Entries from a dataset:
○ ○ ○

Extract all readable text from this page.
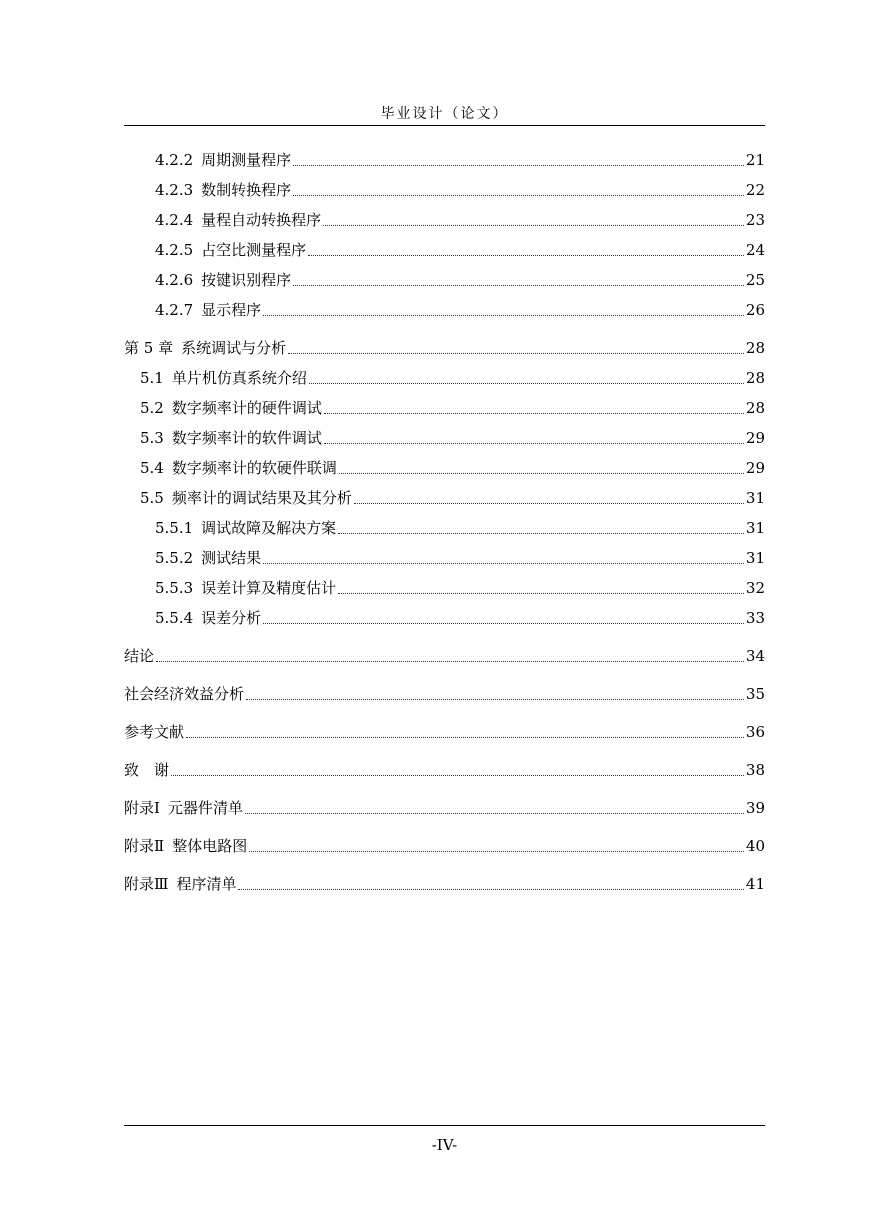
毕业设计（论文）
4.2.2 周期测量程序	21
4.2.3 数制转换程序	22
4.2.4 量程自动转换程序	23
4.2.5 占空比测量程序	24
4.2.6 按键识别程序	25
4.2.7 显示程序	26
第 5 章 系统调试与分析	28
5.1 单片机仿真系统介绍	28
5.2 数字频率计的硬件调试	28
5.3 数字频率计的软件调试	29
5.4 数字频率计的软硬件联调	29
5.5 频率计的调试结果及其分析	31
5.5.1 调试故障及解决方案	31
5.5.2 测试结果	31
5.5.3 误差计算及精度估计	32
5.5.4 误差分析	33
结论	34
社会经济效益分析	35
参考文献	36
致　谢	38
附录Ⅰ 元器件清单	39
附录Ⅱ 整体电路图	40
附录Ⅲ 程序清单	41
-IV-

○ ○ ○

GIVEN EXERCISE =>
Every record above should be written out again exactly; the pictures stay out of the copy.

OUTPUT OF THE TASK =>
Extract all readable text from this page.
毕业设计（论文）
4.2.2 周期测量程序	21
4.2.3 数制转换程序	22
4.2.4 量程自动转换程序	23
4.2.5 占空比测量程序	24
4.2.6 按键识别程序	25
4.2.7 显示程序	26
第 5 章 系统调试与分析	28
5.1 单片机仿真系统介绍	28
5.2 数字频率计的硬件调试	28
5.3 数字频率计的软件调试	29
5.4 数字频率计的软硬件联调	29
5.5 频率计的调试结果及其分析	31
5.5.1 调试故障及解决方案	31
5.5.2 测试结果	31
5.5.3 误差计算及精度估计	32
5.5.4 误差分析	33
结论	34
社会经济效益分析	35
参考文献	36
致　谢	38
附录Ⅰ 元器件清单	39
附录Ⅱ 整体电路图	40
附录Ⅲ 程序清单	41
-IV-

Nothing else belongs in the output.